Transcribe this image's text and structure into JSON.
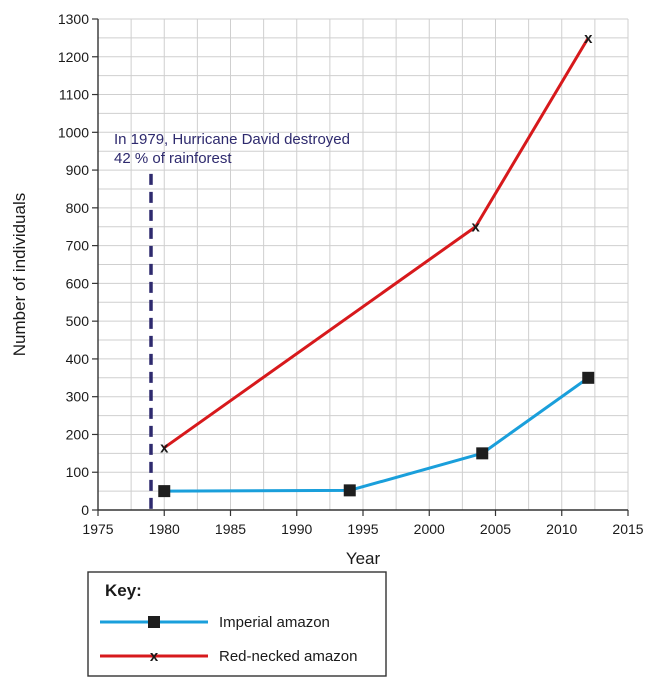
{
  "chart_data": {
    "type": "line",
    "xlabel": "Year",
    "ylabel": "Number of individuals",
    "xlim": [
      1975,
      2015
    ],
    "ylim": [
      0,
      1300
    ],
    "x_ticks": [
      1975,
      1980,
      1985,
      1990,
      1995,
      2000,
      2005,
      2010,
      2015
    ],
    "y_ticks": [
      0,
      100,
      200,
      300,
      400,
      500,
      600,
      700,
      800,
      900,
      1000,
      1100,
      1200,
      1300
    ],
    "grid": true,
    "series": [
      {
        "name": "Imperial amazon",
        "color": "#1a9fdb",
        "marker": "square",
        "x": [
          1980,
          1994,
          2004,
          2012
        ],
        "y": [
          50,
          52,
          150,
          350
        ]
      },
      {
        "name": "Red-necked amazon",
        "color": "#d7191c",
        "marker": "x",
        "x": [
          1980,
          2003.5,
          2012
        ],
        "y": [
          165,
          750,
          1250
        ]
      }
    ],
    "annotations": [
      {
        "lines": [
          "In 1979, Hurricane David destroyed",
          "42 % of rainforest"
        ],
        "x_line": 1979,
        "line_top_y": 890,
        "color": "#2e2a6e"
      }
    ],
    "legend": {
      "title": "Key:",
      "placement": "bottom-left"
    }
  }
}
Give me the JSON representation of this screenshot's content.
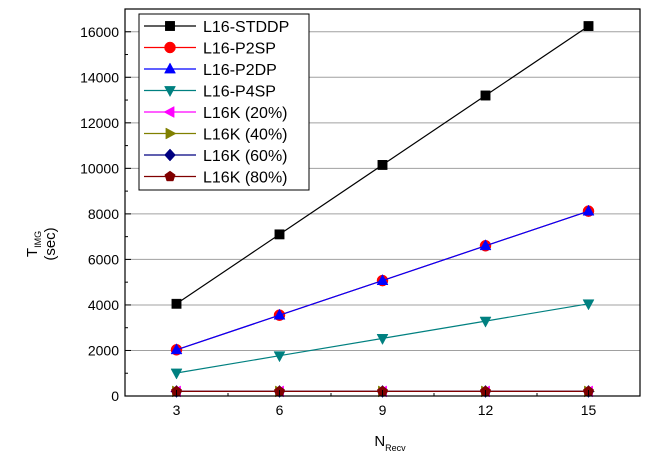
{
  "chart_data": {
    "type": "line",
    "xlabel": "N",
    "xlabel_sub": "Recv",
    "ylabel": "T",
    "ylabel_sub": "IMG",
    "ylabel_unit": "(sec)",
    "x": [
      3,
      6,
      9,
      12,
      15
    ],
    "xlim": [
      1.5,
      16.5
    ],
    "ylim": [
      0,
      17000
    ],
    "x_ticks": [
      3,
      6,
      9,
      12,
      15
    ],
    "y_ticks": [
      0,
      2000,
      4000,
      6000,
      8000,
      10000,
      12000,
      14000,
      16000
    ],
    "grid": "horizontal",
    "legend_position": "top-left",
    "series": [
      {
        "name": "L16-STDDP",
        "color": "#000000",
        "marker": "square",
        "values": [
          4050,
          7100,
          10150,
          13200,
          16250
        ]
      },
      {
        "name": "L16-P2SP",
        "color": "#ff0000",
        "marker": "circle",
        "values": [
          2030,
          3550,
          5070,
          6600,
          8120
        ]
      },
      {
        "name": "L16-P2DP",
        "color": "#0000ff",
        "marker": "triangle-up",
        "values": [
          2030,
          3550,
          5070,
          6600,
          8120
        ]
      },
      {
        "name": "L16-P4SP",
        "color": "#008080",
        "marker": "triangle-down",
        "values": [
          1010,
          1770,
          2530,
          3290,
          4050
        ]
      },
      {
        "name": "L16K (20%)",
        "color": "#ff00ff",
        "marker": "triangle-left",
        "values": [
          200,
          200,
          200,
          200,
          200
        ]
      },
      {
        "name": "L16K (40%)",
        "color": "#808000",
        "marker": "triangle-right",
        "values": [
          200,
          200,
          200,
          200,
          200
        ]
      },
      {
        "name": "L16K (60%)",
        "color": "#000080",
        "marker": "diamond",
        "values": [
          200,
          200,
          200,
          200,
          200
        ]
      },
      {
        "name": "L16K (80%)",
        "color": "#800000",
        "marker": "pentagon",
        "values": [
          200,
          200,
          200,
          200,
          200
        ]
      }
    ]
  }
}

========================================

◆ **Exercise task**: Pictures are to be left out; the records above must be repeated word for word.

◆ **Reply**:
Transcribe this image's text and structure into JSON.
{
  "chart_data": {
    "type": "line",
    "xlabel": "Year",
    "ylabel": "Number of individuals",
    "xlim": [
      1975,
      2015
    ],
    "ylim": [
      0,
      1300
    ],
    "x_ticks": [
      1975,
      1980,
      1985,
      1990,
      1995,
      2000,
      2005,
      2010,
      2015
    ],
    "y_ticks": [
      0,
      100,
      200,
      300,
      400,
      500,
      600,
      700,
      800,
      900,
      1000,
      1100,
      1200,
      1300
    ],
    "grid": true,
    "series": [
      {
        "name": "Imperial amazon",
        "color": "#1a9fdb",
        "marker": "square",
        "x": [
          1980,
          1994,
          2004,
          2012
        ],
        "y": [
          50,
          52,
          150,
          350
        ]
      },
      {
        "name": "Red-necked amazon",
        "color": "#d7191c",
        "marker": "x",
        "x": [
          1980,
          2003.5,
          2012
        ],
        "y": [
          165,
          750,
          1250
        ]
      }
    ],
    "annotations": [
      {
        "lines": [
          "In 1979, Hurricane David destroyed",
          "42 % of rainforest"
        ],
        "x_line": 1979,
        "line_top_y": 890,
        "color": "#2e2a6e"
      }
    ],
    "legend": {
      "title": "Key:",
      "placement": "bottom-left"
    }
  }
}
Give me the JSON representation of this screenshot's content.
{
  "chart_data": {
    "type": "line",
    "xlabel": "N",
    "xlabel_sub": "Recv",
    "ylabel": "T",
    "ylabel_sub": "IMG",
    "ylabel_unit": "(sec)",
    "x": [
      3,
      6,
      9,
      12,
      15
    ],
    "xlim": [
      1.5,
      16.5
    ],
    "ylim": [
      0,
      17000
    ],
    "x_ticks": [
      3,
      6,
      9,
      12,
      15
    ],
    "y_ticks": [
      0,
      2000,
      4000,
      6000,
      8000,
      10000,
      12000,
      14000,
      16000
    ],
    "grid": "horizontal",
    "legend_position": "top-left",
    "series": [
      {
        "name": "L16-STDDP",
        "color": "#000000",
        "marker": "square",
        "values": [
          4050,
          7100,
          10150,
          13200,
          16250
        ]
      },
      {
        "name": "L16-P2SP",
        "color": "#ff0000",
        "marker": "circle",
        "values": [
          2030,
          3550,
          5070,
          6600,
          8120
        ]
      },
      {
        "name": "L16-P2DP",
        "color": "#0000ff",
        "marker": "triangle-up",
        "values": [
          2030,
          3550,
          5070,
          6600,
          8120
        ]
      },
      {
        "name": "L16-P4SP",
        "color": "#008080",
        "marker": "triangle-down",
        "values": [
          1010,
          1770,
          2530,
          3290,
          4050
        ]
      },
      {
        "name": "L16K (20%)",
        "color": "#ff00ff",
        "marker": "triangle-left",
        "values": [
          200,
          200,
          200,
          200,
          200
        ]
      },
      {
        "name": "L16K (40%)",
        "color": "#808000",
        "marker": "triangle-right",
        "values": [
          200,
          200,
          200,
          200,
          200
        ]
      },
      {
        "name": "L16K (60%)",
        "color": "#000080",
        "marker": "diamond",
        "values": [
          200,
          200,
          200,
          200,
          200
        ]
      },
      {
        "name": "L16K (80%)",
        "color": "#800000",
        "marker": "pentagon",
        "values": [
          200,
          200,
          200,
          200,
          200
        ]
      }
    ]
  }
}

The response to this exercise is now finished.